What you return should match every record exactly, with the images removed.
------ ROWS ------
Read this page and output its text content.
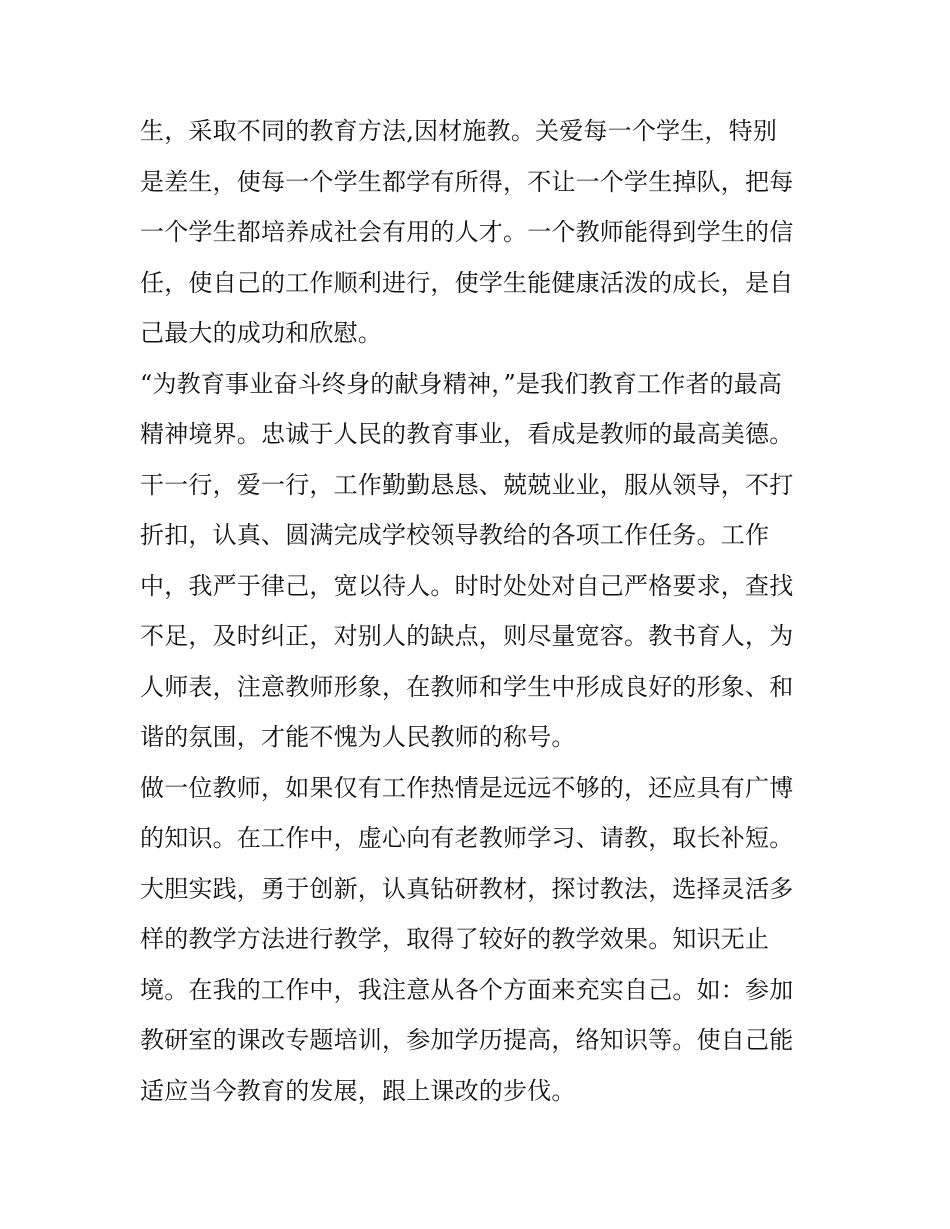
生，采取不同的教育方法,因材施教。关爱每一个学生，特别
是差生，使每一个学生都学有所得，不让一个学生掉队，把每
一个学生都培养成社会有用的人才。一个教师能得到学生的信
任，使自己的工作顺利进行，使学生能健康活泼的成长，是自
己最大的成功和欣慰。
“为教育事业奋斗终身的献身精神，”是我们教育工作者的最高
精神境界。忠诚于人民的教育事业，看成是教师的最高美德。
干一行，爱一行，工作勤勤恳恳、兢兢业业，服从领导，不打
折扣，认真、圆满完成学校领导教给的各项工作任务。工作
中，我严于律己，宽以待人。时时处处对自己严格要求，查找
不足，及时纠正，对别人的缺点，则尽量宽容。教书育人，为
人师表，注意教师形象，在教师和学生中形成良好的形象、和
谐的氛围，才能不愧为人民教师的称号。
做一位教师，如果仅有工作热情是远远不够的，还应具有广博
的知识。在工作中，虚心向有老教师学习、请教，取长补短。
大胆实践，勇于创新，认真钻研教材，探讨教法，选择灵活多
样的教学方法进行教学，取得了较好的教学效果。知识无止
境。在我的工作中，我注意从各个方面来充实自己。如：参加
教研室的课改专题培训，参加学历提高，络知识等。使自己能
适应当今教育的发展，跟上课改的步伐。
------
§ **RESPONSE**
Read this page and output its text content.
生，采取不同的教育方法,因材施教。关爱每一个学生，特别
是差生，使每一个学生都学有所得，不让一个学生掉队，把每
一个学生都培养成社会有用的人才。一个教师能得到学生的信
任，使自己的工作顺利进行，使学生能健康活泼的成长，是自
己最大的成功和欣慰。
“为教育事业奋斗终身的献身精神，”是我们教育工作者的最高
精神境界。忠诚于人民的教育事业，看成是教师的最高美德。
干一行，爱一行，工作勤勤恳恳、兢兢业业，服从领导，不打
折扣，认真、圆满完成学校领导教给的各项工作任务。工作
中，我严于律己，宽以待人。时时处处对自己严格要求，查找
不足，及时纠正，对别人的缺点，则尽量宽容。教书育人，为
人师表，注意教师形象，在教师和学生中形成良好的形象、和
谐的氛围，才能不愧为人民教师的称号。
做一位教师，如果仅有工作热情是远远不够的，还应具有广博
的知识。在工作中，虚心向有老教师学习、请教，取长补短。
大胆实践，勇于创新，认真钻研教材，探讨教法，选择灵活多
样的教学方法进行教学，取得了较好的教学效果。知识无止
境。在我的工作中，我注意从各个方面来充实自己。如：参加
教研室的课改专题培训，参加学历提高，络知识等。使自己能
适应当今教育的发展，跟上课改的步伐。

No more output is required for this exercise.